### Exercise instructions
A: In the pleco breeding thread, rewrite the paragraph beginning "Heres some pics of calico/albino longfin setup" as a short list that keeps its main facts.
B: List every distinct username that appears as the author of a post in the pleco breeding thread.
C: Reproduce a passage from the pleco breeding thread word for word, beginning at the words "WOW, those fins" and stopping after the words "the successful results.".

### Excerpt to read
+++
# Pleco breeding setup pics & L260 egg/fry pics!



## Osiris (Jan 18, 2005)

Heres some pics of calico/albino longfin setup and L260 fry/egg development! Odd thing with the l260, have no idea the ratio, each one takes to a cave constantly in the tank, but have been two broods of eggs so far, and bred in a boester bell not a slate cave, no special water conditions at all, neglected quite often! Bred completely opposite of what have been reading up and what they tell you on Planet Catfish :lol-A: 


















Check out the finnage on the LF ABN!


----------



## trashion (Aug 24, 2007)

Gorgeous! I love those long fins!


----------



## Obsidian (May 20, 2007)

WOW, those fins are awesome. Well done  So much for "parameters" hehehe.


----------



## TREASURECHEST (Mar 31, 2006)

Congrats Marty! Sometimes I've found it best to ignore all of my pleco breeding projects.....then watch the successful results.


----------



## Osiris (Jan 18, 2005)

Thanks 
We're also working to get the L333 and L066 going, geesh, i think need something harder to work with, people keep saying these species hard to spawn and their not, featherfins, plecos, cyps, maybe stingrays would pose a challenge.


----------
+++
### Records supplied

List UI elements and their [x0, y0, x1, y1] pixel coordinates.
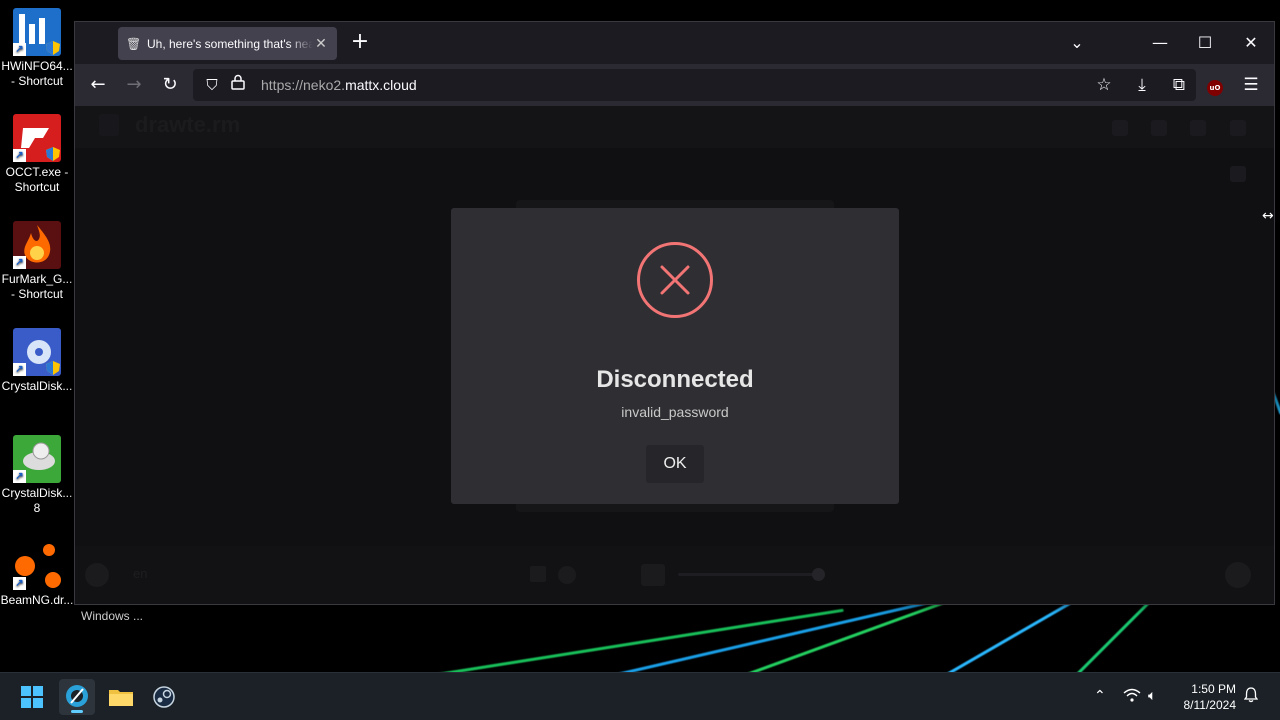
+++
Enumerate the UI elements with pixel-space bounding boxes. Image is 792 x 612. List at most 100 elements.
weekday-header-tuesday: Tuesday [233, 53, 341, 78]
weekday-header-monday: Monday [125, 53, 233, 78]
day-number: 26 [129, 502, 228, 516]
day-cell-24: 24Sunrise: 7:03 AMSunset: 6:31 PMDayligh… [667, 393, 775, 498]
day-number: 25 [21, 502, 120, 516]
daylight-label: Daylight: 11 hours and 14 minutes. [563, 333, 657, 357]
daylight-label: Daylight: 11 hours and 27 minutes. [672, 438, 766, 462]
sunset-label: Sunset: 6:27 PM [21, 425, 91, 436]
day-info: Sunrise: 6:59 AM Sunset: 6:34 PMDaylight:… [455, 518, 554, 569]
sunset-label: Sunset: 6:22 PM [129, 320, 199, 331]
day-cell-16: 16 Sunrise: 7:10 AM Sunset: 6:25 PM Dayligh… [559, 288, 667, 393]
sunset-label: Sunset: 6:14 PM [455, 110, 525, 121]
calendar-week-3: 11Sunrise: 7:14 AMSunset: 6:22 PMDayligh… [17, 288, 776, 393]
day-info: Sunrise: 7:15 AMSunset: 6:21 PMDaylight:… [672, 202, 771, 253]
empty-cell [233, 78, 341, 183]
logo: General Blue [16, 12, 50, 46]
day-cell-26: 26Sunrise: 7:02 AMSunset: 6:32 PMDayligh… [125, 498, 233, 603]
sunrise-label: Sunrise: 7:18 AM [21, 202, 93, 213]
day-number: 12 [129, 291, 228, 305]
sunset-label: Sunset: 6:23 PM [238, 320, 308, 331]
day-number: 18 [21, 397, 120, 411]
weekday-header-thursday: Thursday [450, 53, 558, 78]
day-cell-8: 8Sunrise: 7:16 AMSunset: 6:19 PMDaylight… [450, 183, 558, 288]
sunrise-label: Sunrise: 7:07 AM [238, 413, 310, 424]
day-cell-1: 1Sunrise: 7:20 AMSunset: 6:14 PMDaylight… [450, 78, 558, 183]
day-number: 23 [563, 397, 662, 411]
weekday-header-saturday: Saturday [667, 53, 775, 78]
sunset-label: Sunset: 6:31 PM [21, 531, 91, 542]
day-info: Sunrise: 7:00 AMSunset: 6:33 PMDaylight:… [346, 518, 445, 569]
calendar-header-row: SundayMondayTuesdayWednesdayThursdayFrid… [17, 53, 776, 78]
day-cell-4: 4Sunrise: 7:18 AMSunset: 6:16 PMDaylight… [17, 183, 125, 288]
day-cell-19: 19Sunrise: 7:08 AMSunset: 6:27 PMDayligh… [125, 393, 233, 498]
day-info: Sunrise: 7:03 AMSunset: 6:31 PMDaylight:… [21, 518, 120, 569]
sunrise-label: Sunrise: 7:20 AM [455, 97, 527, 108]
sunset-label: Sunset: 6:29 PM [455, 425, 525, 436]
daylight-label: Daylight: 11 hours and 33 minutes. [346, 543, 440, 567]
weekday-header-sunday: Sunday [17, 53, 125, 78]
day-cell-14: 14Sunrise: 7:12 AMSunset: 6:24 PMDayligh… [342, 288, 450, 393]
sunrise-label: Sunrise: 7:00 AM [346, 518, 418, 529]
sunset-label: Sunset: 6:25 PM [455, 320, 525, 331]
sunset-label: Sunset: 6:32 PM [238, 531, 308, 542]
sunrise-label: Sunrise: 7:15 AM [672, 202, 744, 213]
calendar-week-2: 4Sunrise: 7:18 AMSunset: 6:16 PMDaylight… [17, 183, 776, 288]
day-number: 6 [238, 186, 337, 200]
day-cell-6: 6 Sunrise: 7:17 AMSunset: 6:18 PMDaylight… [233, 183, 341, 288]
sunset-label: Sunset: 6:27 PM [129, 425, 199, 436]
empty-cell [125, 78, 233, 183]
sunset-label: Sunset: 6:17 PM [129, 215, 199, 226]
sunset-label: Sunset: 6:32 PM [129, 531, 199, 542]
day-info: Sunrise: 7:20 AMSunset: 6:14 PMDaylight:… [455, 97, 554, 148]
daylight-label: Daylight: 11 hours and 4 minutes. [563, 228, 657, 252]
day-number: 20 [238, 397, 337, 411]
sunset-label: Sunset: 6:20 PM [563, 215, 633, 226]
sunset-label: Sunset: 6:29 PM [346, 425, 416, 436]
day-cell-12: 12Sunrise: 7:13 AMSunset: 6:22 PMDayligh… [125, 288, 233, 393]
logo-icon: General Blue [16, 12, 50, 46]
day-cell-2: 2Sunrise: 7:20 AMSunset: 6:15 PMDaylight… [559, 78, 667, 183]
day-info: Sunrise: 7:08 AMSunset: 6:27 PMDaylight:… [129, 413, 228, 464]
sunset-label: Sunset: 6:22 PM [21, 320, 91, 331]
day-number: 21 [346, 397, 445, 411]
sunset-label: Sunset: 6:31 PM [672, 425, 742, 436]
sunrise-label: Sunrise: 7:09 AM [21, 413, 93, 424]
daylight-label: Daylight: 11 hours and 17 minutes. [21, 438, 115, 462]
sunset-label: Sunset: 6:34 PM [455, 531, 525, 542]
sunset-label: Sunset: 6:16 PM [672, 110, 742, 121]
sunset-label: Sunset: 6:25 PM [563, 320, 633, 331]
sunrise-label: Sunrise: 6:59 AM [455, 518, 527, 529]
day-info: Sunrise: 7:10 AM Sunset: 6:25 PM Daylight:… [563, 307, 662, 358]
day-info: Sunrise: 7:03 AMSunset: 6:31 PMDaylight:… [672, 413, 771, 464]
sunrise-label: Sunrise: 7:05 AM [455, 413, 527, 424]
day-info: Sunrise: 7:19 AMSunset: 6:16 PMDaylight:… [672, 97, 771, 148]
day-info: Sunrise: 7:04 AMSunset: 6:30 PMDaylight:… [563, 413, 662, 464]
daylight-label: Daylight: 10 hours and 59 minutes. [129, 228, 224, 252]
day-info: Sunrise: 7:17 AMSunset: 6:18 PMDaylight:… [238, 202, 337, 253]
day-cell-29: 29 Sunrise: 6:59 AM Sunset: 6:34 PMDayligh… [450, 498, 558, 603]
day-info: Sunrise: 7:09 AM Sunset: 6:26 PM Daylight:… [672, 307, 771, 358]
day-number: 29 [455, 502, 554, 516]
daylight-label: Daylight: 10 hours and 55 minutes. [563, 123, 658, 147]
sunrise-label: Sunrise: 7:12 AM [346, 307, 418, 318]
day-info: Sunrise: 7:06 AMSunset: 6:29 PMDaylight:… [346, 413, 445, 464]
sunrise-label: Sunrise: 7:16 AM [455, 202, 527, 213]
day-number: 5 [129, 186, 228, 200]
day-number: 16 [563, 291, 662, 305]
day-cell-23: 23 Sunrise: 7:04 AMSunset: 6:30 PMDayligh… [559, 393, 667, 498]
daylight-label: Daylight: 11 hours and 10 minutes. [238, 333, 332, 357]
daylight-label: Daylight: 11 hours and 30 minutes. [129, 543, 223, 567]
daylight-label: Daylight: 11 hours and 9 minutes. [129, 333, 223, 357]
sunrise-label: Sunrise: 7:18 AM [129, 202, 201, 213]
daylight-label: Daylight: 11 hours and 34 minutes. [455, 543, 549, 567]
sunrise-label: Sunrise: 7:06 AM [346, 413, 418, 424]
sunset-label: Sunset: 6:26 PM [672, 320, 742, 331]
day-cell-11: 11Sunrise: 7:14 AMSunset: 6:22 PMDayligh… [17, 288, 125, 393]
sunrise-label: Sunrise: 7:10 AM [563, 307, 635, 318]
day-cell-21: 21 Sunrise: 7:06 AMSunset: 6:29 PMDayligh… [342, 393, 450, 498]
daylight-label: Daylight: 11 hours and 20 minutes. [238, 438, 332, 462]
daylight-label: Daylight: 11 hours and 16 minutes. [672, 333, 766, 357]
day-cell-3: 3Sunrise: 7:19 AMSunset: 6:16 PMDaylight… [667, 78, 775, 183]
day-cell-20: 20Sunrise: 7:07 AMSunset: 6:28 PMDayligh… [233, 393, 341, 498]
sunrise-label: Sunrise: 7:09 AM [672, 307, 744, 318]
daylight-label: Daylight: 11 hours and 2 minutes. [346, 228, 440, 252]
+++
### Solutions by task
A:
- Pictures show a calico/albino longfin setup and the development of L260 eggs and fry.
- The sex ratio of the L260 group is unknown, and each one constantly occupies a cave in the tank.
- There have been two broods of eggs so far.
- They bred in a boester bell, not a slate cave.
- They had no special water conditions and were often neglected.
- This is the opposite of what the poster had read and of what Planet Catfish advises.

B:
- Osiris
- trashion
- Obsidian
- TREASURECHEST

C:
WOW, those fins are awesome. Well done  So much for "parameters" hehehe.


----------



## TREASURECHEST (Mar 31, 2006)

Congrats Marty! Sometimes I've found it best to ignore all of my pleco breeding projects.....then watch the successful results.